Recorded data:
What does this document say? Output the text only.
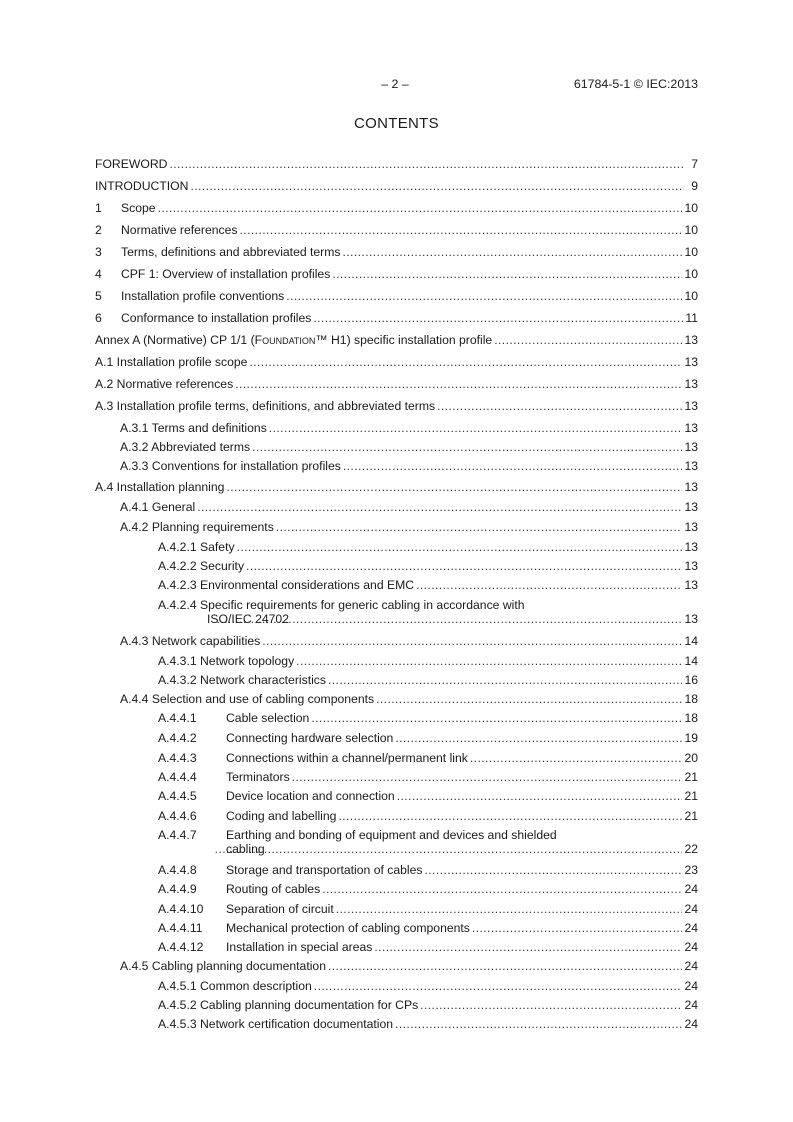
– 2 –	61784-5-1 © IEC:2013
CONTENTS
FOREWORD .....	7
INTRODUCTION .....	9
1	Scope .....	10
2	Normative references .....	10
3	Terms, definitions and abbreviated terms .....	10
4	CPF 1: Overview of installation profiles .....	10
5	Installation profile conventions .....	10
6	Conformance to installation profiles .....	11
Annex A (Normative) CP 1/1 (Foundation™ H1) specific installation profile .....	13
A.1 Installation profile scope .....	13
A.2 Normative references .....	13
A.3 Installation profile terms, definitions, and abbreviated terms .....	13
A.3.1 Terms and definitions .....	13
A.3.2 Abbreviated terms .....	13
A.3.3 Conventions for installation profiles .....	13
A.4 Installation planning .....	13
A.4.1 General .....	13
A.4.2 Planning requirements .....	13
A.4.2.1 Safety .....	13
A.4.2.2 Security .....	13
A.4.2.3 Environmental considerations and EMC .....	13
A.4.2.4 Specific requirements for generic cabling in accordance with
ISO/IEC 24702 .....	13
A.4.3 Network capabilities .....	14
A.4.3.1 Network topology .....	14
A.4.3.2 Network characteristics .....	16
A.4.4 Selection and use of cabling components .....	18
A.4.4.1	Cable selection .....	18
A.4.4.2	Connecting hardware selection .....	19
A.4.4.3	Connections within a channel/permanent link .....	20
A.4.4.4	Terminators .....	21
A.4.4.5	Device location and connection .....	21
A.4.4.6	Coding and labelling .....	21
A.4.4.7	Earthing and bonding of equipment and devices and shielded
cabling .....	22
A.4.4.8	Storage and transportation of cables .....	23
A.4.4.9	Routing of cables .....	24
A.4.4.10	Separation of circuit .....	24
A.4.4.11	Mechanical protection of cabling components .....	24
A.4.4.12	Installation in special areas .....	24
A.4.5 Cabling planning documentation .....	24
A.4.5.1 Common description .....	24
A.4.5.2 Cabling planning documentation for CPs .....	24
A.4.5.3 Network certification documentation .....	24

## WORK TO COMPLETE:
Transcribe the listing above verbatim. Omit the pictures.

## CORRECT ANSWER:
What does this document say? Output the text only.
– 2 –	61784-5-1 © IEC:2013
CONTENTS
FOREWORD .....	7
INTRODUCTION .....	9
1	Scope .....	10
2	Normative references .....	10
3	Terms, definitions and abbreviated terms .....	10
4	CPF 1: Overview of installation profiles .....	10
5	Installation profile conventions .....	10
6	Conformance to installation profiles .....	11
Annex A (Normative) CP 1/1 (Foundation™ H1) specific installation profile .....	13
A.1 Installation profile scope .....	13
A.2 Normative references .....	13
A.3 Installation profile terms, definitions, and abbreviated terms .....	13
A.3.1 Terms and definitions .....	13
A.3.2 Abbreviated terms .....	13
A.3.3 Conventions for installation profiles .....	13
A.4 Installation planning .....	13
A.4.1 General .....	13
A.4.2 Planning requirements .....	13
A.4.2.1 Safety .....	13
A.4.2.2 Security .....	13
A.4.2.3 Environmental considerations and EMC .....	13
A.4.2.4 Specific requirements for generic cabling in accordance with
ISO/IEC 24702 .....	13
A.4.3 Network capabilities .....	14
A.4.3.1 Network topology .....	14
A.4.3.2 Network characteristics .....	16
A.4.4 Selection and use of cabling components .....	18
A.4.4.1	Cable selection .....	18
A.4.4.2	Connecting hardware selection .....	19
A.4.4.3	Connections within a channel/permanent link .....	20
A.4.4.4	Terminators .....	21
A.4.4.5	Device location and connection .....	21
A.4.4.6	Coding and labelling .....	21
A.4.4.7	Earthing and bonding of equipment and devices and shielded
cabling .....	22
A.4.4.8	Storage and transportation of cables .....	23
A.4.4.9	Routing of cables .....	24
A.4.4.10	Separation of circuit .....	24
A.4.4.11	Mechanical protection of cabling components .....	24
A.4.4.12	Installation in special areas .....	24
A.4.5 Cabling planning documentation .....	24
A.4.5.1 Common description .....	24
A.4.5.2 Cabling planning documentation for CPs .....	24
A.4.5.3 Network certification documentation .....	24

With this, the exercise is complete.